Wherever the string "false" shows up in a line, count that line. Give the total alone.

-- START OF Task inputs --

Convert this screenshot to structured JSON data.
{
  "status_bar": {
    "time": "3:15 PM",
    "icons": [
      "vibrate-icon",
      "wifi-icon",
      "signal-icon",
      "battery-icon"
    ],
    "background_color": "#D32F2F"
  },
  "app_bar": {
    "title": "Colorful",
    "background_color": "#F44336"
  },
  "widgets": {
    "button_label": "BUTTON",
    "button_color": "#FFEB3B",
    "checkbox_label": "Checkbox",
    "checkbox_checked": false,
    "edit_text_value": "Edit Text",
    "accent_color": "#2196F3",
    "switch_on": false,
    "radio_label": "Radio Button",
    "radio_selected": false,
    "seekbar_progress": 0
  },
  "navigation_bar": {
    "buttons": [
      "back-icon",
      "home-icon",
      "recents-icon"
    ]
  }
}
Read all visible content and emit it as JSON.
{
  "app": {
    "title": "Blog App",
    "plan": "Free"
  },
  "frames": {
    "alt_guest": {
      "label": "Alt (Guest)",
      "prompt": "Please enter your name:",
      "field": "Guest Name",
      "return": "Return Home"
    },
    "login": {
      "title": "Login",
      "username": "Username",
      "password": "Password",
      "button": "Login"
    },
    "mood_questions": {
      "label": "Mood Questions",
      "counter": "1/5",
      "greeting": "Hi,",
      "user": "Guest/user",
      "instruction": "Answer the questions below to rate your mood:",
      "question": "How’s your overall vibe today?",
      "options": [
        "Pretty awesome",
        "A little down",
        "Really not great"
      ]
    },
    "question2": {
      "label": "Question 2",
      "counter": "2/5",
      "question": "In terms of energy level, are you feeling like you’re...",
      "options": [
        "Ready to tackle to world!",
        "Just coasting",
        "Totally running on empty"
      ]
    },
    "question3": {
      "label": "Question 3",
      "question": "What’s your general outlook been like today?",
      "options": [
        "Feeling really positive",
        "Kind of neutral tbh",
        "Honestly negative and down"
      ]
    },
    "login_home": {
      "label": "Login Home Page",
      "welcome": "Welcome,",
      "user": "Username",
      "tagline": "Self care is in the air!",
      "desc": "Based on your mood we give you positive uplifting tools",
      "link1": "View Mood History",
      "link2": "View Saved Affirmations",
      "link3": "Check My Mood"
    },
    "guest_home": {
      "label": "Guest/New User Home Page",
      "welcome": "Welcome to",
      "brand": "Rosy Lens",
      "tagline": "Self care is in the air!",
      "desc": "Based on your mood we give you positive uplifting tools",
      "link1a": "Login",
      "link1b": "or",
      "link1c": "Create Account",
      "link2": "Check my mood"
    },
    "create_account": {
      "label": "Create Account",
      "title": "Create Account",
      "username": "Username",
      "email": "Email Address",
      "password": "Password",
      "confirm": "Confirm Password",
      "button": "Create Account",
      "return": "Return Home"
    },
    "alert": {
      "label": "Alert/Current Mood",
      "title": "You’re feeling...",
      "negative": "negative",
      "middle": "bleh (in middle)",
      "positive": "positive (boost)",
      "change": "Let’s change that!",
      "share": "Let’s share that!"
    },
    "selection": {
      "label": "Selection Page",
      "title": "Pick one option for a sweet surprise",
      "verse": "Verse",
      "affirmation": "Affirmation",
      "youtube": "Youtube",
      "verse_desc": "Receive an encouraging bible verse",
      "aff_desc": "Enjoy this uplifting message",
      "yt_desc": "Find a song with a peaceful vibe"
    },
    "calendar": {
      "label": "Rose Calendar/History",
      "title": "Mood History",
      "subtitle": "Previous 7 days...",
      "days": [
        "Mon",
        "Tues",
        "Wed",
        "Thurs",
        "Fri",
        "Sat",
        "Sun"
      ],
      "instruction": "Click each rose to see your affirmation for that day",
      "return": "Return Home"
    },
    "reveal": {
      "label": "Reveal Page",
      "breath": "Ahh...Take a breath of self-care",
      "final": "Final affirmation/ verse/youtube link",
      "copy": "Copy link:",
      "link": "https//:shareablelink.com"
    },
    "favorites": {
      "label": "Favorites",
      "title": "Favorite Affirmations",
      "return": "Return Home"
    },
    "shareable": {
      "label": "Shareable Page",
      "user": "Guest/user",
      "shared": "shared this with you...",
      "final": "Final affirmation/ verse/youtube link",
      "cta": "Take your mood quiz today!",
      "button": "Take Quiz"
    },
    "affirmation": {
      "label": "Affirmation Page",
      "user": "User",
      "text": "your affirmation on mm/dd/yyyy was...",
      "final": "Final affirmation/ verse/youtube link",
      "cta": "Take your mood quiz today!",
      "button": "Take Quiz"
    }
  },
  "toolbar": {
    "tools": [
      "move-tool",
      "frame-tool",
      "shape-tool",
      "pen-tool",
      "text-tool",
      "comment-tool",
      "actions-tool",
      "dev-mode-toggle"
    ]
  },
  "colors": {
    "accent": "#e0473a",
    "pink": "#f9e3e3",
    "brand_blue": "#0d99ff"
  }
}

-- END OF Task inputs --

The solution: 3